**Short exercise**. Copy the data word for word, keeping every line.

---- Records

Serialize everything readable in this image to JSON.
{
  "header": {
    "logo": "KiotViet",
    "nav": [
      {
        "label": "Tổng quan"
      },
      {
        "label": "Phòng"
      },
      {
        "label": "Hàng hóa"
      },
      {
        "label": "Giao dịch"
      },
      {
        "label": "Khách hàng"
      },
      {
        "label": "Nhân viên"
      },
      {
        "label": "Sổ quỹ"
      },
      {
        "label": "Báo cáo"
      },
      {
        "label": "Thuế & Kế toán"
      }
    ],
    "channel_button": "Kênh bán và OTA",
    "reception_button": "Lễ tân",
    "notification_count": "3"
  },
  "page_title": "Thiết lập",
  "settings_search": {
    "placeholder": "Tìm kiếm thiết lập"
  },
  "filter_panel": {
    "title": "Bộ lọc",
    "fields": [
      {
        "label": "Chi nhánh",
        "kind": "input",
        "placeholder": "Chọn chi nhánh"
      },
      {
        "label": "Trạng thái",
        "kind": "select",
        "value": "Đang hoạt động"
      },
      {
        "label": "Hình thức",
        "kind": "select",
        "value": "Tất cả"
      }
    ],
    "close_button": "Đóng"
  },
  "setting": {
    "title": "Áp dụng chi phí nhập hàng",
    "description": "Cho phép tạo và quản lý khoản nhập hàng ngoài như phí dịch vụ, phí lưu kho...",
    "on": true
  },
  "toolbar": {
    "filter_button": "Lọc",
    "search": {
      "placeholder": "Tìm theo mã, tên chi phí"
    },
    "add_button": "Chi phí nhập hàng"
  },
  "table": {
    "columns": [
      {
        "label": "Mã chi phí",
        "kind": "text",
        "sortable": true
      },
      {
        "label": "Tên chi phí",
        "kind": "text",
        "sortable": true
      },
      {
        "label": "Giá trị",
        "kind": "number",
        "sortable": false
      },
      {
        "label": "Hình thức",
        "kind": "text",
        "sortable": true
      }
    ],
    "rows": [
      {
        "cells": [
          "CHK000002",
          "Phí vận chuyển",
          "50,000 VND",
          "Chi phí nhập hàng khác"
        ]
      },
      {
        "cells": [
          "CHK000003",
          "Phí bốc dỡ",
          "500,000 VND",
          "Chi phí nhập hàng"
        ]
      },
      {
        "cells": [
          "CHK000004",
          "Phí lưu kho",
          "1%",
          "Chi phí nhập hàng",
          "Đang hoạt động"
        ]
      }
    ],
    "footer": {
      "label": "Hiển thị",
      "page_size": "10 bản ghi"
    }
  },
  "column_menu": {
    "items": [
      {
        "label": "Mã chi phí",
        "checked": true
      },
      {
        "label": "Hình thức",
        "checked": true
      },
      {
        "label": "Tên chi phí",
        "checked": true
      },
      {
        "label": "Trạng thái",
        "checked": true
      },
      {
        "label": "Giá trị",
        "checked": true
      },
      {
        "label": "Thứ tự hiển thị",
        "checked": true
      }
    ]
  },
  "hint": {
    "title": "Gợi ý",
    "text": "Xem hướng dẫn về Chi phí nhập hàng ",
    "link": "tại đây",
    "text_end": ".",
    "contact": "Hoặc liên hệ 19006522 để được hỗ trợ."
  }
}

--------

**Exercise answer**.
Serialize everything readable in this image to JSON.
{
  "header": {
    "logo": "KiotViet",
    "nav": [
      {
        "label": "Tổng quan"
      },
      {
        "label": "Phòng"
      },
      {
        "label": "Hàng hóa"
      },
      {
        "label": "Giao dịch"
      },
      {
        "label": "Khách hàng"
      },
      {
        "label": "Nhân viên"
      },
      {
        "label": "Sổ quỹ"
      },
      {
        "label": "Báo cáo"
      },
      {
        "label": "Thuế & Kế toán"
      }
    ],
    "channel_button": "Kênh bán và OTA",
    "reception_button": "Lễ tân",
    "notification_count": "3"
  },
  "page_title": "Thiết lập",
  "settings_search": {
    "placeholder": "Tìm kiếm thiết lập"
  },
  "filter_panel": {
    "title": "Bộ lọc",
    "fields": [
      {
        "label": "Chi nhánh",
        "kind": "input",
        "placeholder": "Chọn chi nhánh"
      },
      {
        "label": "Trạng thái",
        "kind": "select",
        "value": "Đang hoạt động"
      },
      {
        "label": "Hình thức",
        "kind": "select",
        "value": "Tất cả"
      }
    ],
    "close_button": "Đóng"
  },
  "setting": {
    "title": "Áp dụng chi phí nhập hàng",
    "description": "Cho phép tạo và quản lý khoản nhập hàng ngoài như phí dịch vụ, phí lưu kho...",
    "on": true
  },
  "toolbar": {
    "filter_button": "Lọc",
    "search": {
      "placeholder": "Tìm theo mã, tên chi phí"
    },
    "add_button": "Chi phí nhập hàng"
  },
  "table": {
    "columns": [
      {
        "label": "Mã chi phí",
        "kind": "text",
        "sortable": true
      },
      {
        "label": "Tên chi phí",
        "kind": "text",
        "sortable": true
      },
      {
        "label": "Giá trị",
        "kind": "number",
        "sortable": false
      },
      {
        "label": "Hình thức",
        "kind": "text",
        "sortable": true
      }
    ],
    "rows": [
      {
        "cells": [
          "CHK000002",
          "Phí vận chuyển",
          "50,000 VND",
          "Chi phí nhập hàng khác"
        ]
      },
      {
        "cells": [
          "CHK000003",
          "Phí bốc dỡ",
          "500,000 VND",
          "Chi phí nhập hàng"
        ]
      },
      {
        "cells": [
          "CHK000004",
          "Phí lưu kho",
          "1%",
          "Chi phí nhập hàng",
          "Đang hoạt động"
        ]
      }
    ],
    "footer": {
      "label": "Hiển thị",
      "page_size": "10 bản ghi"
    }
  },
  "column_menu": {
    "items": [
      {
        "label": "Mã chi phí",
        "checked": true
      },
      {
        "label": "Hình thức",
        "checked": true
      },
      {
        "label": "Tên chi phí",
        "checked": true
      },
      {
        "label": "Trạng thái",
        "checked": true
      },
      {
        "label": "Giá trị",
        "checked": true
      },
      {
        "label": "Thứ tự hiển thị",
        "checked": true
      }
    ]
  },
  "hint": {
    "title": "Gợi ý",
    "text": "Xem hướng dẫn về Chi phí nhập hàng ",
    "link": "tại đây",
    "text_end": ".",
    "contact": "Hoặc liên hệ 19006522 để được hỗ trợ."
  }
}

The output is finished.